• Task to carry out: Wherever the string "Clinical" appears in a line, extract that line.

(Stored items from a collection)
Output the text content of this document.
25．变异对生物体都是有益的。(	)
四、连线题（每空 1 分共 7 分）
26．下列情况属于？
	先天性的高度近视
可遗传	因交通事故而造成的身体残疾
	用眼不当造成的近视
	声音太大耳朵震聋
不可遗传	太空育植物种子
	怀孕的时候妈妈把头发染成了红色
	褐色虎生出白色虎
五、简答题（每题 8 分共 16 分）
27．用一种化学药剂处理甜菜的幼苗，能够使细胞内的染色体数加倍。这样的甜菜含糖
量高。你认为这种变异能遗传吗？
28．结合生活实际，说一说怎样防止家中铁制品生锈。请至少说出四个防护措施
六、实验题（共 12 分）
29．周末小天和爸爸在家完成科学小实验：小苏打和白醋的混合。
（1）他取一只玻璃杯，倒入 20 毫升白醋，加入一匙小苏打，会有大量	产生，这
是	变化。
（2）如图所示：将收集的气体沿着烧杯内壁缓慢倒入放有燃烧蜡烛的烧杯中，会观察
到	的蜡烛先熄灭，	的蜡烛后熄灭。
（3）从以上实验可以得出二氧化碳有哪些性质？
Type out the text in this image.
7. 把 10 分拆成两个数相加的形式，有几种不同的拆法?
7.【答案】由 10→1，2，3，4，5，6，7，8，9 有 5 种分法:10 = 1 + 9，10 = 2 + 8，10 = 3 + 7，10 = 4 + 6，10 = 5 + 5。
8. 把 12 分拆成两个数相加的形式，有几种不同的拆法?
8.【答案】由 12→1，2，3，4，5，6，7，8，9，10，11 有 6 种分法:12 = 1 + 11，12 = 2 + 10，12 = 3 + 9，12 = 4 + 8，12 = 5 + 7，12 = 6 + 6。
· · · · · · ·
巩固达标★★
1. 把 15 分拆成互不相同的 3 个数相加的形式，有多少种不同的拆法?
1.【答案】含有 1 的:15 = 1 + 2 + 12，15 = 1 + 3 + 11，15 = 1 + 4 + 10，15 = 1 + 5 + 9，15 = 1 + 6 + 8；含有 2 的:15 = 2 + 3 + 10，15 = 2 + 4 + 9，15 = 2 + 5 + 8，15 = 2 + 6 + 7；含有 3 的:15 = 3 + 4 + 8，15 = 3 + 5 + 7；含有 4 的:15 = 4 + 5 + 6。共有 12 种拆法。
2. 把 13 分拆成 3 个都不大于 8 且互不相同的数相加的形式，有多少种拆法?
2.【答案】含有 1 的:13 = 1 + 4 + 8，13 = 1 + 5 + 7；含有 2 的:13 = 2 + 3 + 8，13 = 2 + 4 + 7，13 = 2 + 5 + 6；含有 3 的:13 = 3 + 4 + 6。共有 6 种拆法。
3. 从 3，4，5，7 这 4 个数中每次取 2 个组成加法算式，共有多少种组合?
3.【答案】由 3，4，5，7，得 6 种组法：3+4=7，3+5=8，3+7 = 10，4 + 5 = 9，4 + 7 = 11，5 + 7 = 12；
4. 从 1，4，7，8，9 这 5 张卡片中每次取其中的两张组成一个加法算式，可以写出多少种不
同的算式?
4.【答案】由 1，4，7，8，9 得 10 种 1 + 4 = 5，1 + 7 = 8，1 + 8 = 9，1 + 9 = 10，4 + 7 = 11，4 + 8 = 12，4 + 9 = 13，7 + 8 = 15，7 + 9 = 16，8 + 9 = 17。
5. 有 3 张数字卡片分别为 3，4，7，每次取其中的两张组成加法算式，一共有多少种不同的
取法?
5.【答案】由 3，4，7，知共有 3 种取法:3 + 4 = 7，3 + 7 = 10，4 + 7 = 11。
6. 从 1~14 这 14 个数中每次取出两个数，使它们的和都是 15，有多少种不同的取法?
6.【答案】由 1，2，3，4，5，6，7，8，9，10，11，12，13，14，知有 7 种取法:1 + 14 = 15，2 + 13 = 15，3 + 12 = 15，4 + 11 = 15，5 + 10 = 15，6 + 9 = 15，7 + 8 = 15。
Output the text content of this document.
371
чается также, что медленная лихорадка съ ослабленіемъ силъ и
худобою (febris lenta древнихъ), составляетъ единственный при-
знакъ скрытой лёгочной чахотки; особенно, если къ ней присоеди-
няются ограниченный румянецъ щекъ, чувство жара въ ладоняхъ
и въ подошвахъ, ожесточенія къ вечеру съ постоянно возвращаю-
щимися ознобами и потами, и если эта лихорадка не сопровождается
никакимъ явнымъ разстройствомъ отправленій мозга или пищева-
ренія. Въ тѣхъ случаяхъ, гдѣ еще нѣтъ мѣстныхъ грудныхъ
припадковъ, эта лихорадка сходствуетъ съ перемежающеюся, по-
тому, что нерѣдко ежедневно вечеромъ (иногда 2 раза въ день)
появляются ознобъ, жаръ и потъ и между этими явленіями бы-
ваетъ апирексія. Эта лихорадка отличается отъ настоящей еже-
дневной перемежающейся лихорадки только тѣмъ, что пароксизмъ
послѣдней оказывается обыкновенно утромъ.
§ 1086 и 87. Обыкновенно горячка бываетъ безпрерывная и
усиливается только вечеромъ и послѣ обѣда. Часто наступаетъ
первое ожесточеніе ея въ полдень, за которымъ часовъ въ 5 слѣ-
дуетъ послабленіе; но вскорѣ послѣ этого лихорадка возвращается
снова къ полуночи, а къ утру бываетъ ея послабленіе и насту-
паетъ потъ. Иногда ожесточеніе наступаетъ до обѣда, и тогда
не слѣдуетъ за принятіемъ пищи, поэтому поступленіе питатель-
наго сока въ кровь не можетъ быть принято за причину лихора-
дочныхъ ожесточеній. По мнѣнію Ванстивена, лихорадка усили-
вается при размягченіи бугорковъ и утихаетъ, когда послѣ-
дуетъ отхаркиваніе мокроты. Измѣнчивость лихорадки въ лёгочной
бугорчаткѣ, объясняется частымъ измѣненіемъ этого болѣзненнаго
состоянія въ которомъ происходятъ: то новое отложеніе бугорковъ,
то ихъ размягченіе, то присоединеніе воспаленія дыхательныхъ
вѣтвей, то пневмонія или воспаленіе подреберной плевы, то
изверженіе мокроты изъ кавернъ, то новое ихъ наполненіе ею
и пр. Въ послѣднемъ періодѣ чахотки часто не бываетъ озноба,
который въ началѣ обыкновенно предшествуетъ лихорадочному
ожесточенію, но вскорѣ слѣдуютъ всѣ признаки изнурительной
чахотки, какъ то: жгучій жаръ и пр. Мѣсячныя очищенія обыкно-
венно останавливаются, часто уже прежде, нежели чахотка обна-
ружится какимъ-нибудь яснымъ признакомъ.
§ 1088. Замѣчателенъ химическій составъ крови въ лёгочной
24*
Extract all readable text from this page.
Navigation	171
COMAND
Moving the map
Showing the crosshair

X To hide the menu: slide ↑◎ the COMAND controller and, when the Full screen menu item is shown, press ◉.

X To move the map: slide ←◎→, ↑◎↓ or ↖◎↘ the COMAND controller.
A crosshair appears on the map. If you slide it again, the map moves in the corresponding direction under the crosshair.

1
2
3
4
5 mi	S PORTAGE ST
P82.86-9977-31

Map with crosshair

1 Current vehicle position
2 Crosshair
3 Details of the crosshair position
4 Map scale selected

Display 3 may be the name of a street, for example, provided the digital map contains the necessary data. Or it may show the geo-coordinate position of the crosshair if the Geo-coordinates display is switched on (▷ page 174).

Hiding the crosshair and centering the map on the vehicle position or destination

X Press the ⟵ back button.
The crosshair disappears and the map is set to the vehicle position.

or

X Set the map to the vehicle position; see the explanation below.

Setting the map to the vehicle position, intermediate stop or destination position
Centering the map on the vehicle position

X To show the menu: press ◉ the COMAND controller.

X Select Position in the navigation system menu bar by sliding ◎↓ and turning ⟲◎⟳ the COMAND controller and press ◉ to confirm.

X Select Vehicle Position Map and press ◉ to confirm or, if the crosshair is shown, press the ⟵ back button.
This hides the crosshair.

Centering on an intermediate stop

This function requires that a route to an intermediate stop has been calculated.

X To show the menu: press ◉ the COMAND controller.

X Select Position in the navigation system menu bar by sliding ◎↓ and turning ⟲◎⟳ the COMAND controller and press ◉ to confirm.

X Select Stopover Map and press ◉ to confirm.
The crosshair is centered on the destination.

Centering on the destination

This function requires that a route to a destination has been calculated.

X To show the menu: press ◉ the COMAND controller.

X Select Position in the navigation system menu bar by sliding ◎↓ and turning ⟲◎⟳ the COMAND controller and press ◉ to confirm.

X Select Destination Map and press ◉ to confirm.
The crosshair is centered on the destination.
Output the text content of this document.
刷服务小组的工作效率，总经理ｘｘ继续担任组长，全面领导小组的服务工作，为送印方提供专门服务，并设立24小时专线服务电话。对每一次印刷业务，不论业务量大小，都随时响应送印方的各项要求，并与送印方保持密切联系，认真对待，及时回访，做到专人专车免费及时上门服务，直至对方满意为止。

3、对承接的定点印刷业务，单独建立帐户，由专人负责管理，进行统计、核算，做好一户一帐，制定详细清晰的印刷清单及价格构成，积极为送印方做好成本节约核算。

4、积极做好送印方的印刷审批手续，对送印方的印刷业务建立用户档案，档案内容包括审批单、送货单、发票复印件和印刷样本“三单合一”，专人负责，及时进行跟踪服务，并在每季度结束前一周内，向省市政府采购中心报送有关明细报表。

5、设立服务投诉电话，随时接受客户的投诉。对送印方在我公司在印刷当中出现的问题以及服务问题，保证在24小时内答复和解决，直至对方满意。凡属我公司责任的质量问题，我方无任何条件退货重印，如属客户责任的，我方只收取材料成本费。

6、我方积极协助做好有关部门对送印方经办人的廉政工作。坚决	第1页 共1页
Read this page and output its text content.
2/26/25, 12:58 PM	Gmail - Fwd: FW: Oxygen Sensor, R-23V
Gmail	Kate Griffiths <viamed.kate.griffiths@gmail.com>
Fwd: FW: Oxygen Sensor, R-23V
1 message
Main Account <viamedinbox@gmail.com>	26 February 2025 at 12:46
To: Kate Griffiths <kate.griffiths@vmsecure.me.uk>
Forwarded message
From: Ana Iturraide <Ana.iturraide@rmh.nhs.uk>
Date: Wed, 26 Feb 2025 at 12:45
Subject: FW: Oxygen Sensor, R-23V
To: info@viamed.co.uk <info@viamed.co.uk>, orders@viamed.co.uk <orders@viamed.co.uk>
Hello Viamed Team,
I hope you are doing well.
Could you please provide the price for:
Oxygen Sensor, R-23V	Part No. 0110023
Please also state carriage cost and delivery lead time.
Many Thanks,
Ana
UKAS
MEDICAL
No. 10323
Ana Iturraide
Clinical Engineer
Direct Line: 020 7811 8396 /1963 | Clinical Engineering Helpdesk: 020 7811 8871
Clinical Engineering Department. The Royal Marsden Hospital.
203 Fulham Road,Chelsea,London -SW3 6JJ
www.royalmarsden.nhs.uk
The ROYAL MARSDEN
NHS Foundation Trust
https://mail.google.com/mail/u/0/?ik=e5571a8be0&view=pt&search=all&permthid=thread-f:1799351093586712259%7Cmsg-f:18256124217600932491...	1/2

• Exercise result:
Clinical Engineer
Direct Line: 020 7811 8396 /1963 | Clinical Engineering Helpdesk: 020 7811 8871
Clinical Engineering Department. The Royal Marsden Hospital.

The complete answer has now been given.